Instruction.
Give the number of lines in the data that contain "title", and nothing more.

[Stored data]
------

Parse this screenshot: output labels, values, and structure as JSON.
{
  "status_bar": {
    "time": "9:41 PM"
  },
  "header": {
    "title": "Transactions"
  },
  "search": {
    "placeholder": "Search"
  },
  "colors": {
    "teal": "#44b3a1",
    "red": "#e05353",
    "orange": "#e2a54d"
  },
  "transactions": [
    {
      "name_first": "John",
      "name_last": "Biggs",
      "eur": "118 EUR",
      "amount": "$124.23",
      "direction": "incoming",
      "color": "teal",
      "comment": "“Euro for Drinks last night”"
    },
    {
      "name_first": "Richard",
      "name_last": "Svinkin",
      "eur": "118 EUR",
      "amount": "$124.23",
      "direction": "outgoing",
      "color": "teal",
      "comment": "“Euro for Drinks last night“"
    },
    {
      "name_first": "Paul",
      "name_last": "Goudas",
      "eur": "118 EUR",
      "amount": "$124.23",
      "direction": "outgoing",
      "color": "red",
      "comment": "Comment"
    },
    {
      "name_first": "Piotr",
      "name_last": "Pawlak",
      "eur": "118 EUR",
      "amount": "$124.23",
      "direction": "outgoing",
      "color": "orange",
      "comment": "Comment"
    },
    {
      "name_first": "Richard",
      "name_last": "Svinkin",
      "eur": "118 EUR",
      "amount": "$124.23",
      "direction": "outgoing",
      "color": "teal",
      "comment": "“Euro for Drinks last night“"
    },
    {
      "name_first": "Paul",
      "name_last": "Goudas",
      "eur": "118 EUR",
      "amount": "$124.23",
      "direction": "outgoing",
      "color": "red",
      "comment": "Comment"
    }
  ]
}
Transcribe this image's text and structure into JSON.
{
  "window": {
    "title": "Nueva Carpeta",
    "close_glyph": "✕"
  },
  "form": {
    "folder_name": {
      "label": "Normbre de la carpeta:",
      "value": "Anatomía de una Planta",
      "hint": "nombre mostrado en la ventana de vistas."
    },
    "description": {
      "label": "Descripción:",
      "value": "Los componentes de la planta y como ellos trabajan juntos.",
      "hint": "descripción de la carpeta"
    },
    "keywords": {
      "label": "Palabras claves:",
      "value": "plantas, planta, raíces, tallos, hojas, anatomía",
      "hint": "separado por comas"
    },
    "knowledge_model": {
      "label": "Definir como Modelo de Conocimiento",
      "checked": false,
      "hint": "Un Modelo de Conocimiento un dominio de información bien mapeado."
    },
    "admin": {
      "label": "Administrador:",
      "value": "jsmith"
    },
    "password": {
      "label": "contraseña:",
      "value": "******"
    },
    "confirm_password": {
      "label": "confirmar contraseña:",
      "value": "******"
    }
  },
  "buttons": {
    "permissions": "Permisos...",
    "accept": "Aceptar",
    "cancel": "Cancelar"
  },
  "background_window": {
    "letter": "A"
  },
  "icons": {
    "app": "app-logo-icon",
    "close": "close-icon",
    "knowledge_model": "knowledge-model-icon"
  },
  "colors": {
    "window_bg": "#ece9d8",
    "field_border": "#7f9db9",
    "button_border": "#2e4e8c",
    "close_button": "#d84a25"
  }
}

------

Response to the exercise.
2